= Directions =
Print the entries below in their entirety, exactly as they are written.
--- start Given records ---
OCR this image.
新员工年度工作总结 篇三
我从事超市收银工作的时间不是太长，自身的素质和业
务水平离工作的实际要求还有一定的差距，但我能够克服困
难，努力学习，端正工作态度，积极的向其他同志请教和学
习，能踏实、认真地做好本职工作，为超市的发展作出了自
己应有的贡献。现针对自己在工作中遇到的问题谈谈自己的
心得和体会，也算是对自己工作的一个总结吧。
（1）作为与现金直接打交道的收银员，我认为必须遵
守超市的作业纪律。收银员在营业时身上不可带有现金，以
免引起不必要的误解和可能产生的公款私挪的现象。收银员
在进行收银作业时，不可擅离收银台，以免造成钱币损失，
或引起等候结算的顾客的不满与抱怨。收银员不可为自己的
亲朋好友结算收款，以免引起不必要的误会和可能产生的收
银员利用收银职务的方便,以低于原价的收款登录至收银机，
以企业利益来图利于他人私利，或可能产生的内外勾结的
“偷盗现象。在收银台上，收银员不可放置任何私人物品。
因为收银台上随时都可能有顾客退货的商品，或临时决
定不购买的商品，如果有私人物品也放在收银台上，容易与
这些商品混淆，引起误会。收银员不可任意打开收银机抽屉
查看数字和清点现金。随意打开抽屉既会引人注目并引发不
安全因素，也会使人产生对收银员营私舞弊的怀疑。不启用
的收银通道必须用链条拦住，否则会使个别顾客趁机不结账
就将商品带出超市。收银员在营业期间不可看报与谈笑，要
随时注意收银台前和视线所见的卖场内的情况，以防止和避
--- end Given records ---
= The answer =
OCR this image.
新员工年度工作总结 篇三
我从事超市收银工作的时间不是太长，自身的素质和业
务水平离工作的实际要求还有一定的差距，但我能够克服困
难，努力学习，端正工作态度，积极的向其他同志请教和学
习，能踏实、认真地做好本职工作，为超市的发展作出了自
己应有的贡献。现针对自己在工作中遇到的问题谈谈自己的
心得和体会，也算是对自己工作的一个总结吧。
（1）作为与现金直接打交道的收银员，我认为必须遵
守超市的作业纪律。收银员在营业时身上不可带有现金，以
免引起不必要的误解和可能产生的公款私挪的现象。收银员
在进行收银作业时，不可擅离收银台，以免造成钱币损失，
或引起等候结算的顾客的不满与抱怨。收银员不可为自己的
亲朋好友结算收款，以免引起不必要的误会和可能产生的收
银员利用收银职务的方便,以低于原价的收款登录至收银机，
以企业利益来图利于他人私利，或可能产生的内外勾结的
“偷盗现象。在收银台上，收银员不可放置任何私人物品。
因为收银台上随时都可能有顾客退货的商品，或临时决
定不购买的商品，如果有私人物品也放在收银台上，容易与
这些商品混淆，引起误会。收银员不可任意打开收银机抽屉
查看数字和清点现金。随意打开抽屉既会引人注目并引发不
安全因素，也会使人产生对收银员营私舞弊的怀疑。不启用
的收银通道必须用链条拦住，否则会使个别顾客趁机不结账
就将商品带出超市。收银员在营业期间不可看报与谈笑，要
随时注意收银台前和视线所见的卖场内的情况，以防止和避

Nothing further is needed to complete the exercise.